• **Extracted material**
┌────────
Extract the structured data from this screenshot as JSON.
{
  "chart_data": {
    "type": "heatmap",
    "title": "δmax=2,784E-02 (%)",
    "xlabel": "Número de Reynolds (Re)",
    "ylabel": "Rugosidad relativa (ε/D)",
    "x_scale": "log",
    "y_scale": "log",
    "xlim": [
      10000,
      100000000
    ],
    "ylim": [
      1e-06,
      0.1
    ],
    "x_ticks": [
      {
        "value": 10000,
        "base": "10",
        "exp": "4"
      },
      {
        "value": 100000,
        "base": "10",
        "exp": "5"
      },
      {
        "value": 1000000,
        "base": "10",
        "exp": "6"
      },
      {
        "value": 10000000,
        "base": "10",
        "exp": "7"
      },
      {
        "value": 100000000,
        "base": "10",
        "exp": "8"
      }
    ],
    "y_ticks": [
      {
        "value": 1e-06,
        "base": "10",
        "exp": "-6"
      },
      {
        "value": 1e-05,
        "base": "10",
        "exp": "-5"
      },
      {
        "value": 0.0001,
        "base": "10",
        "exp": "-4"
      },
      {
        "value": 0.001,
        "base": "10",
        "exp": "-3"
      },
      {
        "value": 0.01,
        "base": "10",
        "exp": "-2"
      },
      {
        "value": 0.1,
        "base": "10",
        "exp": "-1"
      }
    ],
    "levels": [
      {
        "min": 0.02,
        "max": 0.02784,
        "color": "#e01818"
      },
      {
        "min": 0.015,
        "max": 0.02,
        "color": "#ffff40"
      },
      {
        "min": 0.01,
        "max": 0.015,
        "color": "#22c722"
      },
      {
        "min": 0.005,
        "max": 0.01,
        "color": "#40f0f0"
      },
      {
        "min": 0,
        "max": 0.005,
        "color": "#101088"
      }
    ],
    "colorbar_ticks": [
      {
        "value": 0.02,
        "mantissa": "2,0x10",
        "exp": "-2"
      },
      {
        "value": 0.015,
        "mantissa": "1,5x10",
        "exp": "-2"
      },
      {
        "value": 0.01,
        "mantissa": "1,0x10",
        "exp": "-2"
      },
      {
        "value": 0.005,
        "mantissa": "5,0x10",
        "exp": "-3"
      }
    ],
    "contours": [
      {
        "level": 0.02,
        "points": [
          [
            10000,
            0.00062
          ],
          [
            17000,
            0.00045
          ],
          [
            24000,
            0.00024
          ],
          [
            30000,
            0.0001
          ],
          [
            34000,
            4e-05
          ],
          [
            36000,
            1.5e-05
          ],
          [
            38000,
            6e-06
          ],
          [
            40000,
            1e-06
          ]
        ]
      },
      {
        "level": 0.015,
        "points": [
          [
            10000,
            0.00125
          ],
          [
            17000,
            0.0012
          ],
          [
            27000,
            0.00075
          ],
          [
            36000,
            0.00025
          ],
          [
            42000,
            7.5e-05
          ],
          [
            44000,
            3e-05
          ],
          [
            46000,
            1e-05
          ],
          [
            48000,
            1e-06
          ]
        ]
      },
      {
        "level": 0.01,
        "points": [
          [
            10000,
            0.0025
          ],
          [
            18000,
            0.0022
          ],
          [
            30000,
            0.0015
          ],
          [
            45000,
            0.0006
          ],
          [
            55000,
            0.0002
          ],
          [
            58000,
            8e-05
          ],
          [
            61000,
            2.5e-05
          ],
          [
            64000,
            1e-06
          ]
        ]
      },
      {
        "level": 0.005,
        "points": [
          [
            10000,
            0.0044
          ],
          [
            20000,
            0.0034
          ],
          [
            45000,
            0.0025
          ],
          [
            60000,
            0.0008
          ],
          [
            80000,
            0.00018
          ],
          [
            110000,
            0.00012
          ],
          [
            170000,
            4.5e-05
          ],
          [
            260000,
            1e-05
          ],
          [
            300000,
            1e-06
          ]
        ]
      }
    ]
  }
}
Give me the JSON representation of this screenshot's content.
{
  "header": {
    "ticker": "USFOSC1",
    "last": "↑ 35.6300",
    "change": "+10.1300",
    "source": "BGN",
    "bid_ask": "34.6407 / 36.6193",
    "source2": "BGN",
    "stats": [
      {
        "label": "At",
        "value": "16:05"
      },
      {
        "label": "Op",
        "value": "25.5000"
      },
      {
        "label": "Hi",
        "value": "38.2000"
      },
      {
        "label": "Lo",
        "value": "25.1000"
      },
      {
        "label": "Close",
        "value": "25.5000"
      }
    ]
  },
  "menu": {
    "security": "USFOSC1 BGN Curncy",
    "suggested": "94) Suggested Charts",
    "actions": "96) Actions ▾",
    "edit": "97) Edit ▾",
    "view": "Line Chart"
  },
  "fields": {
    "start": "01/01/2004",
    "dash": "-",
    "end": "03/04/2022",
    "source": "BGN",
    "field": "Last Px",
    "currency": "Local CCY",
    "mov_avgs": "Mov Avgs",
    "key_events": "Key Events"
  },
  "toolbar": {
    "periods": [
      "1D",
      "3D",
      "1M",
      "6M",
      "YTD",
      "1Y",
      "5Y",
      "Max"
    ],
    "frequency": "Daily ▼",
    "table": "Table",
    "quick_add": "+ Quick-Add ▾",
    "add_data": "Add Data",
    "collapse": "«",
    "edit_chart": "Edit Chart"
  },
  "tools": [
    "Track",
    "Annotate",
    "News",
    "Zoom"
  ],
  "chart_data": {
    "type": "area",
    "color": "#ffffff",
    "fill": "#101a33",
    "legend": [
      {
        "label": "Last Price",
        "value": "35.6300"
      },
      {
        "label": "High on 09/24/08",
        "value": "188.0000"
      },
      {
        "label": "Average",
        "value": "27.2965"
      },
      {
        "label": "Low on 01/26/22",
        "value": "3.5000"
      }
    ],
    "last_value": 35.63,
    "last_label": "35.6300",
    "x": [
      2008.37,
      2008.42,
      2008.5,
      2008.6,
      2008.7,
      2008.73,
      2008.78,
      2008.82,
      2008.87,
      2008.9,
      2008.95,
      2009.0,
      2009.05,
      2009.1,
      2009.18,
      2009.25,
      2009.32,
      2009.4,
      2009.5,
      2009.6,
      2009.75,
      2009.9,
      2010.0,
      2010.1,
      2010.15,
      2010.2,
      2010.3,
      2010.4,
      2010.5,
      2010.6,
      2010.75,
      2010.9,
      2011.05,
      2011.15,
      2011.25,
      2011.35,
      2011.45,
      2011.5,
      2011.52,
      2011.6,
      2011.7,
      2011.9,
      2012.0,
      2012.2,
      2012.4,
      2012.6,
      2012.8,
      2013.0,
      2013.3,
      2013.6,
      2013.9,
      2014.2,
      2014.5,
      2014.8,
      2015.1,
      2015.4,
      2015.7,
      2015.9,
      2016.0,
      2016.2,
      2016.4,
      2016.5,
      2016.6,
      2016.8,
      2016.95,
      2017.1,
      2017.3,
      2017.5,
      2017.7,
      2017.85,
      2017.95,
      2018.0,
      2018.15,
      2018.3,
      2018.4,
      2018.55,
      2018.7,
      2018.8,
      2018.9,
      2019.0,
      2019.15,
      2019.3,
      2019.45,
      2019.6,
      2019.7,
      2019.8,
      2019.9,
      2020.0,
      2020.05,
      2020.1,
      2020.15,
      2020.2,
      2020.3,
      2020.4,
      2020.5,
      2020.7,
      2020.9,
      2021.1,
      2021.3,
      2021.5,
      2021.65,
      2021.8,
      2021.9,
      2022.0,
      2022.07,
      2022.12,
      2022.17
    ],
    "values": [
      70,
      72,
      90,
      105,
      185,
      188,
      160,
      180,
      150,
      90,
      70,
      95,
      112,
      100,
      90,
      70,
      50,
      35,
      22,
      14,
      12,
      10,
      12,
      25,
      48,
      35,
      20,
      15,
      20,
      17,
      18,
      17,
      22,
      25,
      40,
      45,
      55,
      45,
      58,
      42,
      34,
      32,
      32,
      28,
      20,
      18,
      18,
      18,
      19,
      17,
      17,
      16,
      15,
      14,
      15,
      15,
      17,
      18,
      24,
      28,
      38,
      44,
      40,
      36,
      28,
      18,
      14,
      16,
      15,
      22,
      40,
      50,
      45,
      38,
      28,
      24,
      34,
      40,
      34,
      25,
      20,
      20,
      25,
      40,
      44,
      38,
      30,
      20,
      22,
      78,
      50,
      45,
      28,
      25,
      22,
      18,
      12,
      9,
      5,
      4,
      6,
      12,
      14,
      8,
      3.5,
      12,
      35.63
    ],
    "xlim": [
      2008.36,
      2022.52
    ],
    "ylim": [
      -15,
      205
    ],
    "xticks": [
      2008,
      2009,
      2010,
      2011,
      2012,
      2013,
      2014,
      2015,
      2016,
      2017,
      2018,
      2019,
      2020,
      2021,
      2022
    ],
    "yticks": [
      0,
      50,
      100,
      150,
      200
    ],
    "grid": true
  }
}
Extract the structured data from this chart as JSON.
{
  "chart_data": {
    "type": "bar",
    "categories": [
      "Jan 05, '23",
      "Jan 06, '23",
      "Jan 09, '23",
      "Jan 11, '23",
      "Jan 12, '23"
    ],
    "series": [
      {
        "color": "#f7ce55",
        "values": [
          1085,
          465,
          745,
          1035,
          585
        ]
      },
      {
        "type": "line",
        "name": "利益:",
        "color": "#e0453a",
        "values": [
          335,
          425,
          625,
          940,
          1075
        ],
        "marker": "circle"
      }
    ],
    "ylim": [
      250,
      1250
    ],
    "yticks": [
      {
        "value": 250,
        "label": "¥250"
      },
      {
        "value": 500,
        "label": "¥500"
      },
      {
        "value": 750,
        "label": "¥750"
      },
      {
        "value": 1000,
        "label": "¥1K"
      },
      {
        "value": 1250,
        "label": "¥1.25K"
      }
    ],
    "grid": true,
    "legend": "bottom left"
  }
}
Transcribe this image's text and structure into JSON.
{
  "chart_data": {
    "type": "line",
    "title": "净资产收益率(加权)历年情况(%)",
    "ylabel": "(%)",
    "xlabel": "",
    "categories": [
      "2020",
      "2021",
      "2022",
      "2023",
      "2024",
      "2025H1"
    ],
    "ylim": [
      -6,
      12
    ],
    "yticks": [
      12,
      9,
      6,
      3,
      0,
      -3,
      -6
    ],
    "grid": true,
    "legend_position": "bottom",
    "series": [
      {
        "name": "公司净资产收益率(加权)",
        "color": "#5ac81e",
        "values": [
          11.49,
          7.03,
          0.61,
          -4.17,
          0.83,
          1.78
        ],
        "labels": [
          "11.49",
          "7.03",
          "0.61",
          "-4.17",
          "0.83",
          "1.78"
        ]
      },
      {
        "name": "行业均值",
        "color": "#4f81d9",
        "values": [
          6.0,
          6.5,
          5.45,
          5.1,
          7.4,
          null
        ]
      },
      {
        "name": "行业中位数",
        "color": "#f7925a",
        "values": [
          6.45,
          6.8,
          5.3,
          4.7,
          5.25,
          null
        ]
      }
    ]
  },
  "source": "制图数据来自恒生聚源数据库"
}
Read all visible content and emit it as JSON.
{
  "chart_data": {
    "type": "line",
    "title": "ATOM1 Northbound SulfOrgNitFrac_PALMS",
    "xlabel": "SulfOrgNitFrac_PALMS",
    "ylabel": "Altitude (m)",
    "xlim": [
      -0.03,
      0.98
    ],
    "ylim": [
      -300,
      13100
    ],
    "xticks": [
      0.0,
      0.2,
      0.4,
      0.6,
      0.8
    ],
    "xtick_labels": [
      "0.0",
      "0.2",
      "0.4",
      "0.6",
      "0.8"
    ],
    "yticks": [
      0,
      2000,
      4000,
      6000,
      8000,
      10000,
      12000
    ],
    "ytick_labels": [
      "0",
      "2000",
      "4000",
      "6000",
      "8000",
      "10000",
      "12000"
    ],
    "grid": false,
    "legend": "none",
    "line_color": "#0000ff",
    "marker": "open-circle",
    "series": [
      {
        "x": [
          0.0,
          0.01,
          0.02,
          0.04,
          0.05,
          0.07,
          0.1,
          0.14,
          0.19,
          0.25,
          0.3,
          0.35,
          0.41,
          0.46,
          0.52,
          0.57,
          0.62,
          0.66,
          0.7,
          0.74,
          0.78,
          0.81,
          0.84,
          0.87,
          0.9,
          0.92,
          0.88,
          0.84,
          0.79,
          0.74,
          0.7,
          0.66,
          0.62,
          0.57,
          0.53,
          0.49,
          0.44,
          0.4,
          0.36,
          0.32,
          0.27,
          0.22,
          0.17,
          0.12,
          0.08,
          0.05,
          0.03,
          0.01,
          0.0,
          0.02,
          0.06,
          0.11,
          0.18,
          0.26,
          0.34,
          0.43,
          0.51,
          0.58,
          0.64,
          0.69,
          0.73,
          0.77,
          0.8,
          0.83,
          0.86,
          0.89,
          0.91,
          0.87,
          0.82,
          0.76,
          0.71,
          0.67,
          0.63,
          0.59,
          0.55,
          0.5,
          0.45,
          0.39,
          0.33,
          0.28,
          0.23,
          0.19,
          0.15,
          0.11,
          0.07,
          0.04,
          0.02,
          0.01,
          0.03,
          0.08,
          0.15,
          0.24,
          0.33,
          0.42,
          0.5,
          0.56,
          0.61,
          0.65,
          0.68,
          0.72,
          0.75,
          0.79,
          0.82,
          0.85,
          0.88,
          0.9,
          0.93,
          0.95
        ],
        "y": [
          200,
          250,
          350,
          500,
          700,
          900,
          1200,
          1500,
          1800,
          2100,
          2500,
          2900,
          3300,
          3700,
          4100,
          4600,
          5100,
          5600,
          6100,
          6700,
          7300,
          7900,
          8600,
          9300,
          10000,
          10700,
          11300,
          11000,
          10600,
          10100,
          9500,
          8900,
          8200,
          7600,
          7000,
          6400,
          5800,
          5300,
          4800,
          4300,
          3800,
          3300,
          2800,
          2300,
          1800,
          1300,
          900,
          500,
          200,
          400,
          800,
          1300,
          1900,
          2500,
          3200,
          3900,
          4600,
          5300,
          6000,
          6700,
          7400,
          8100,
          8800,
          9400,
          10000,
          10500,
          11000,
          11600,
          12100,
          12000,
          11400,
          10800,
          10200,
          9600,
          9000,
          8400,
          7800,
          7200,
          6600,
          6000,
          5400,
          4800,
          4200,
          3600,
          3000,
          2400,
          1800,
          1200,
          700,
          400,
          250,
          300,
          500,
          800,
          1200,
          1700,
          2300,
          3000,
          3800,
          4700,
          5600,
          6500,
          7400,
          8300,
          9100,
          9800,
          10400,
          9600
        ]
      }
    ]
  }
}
└────────
Collect each line above holding the string "from".

Extract the structured data from this screenshot as JSON.
Extract the structured data from this chart as JSON.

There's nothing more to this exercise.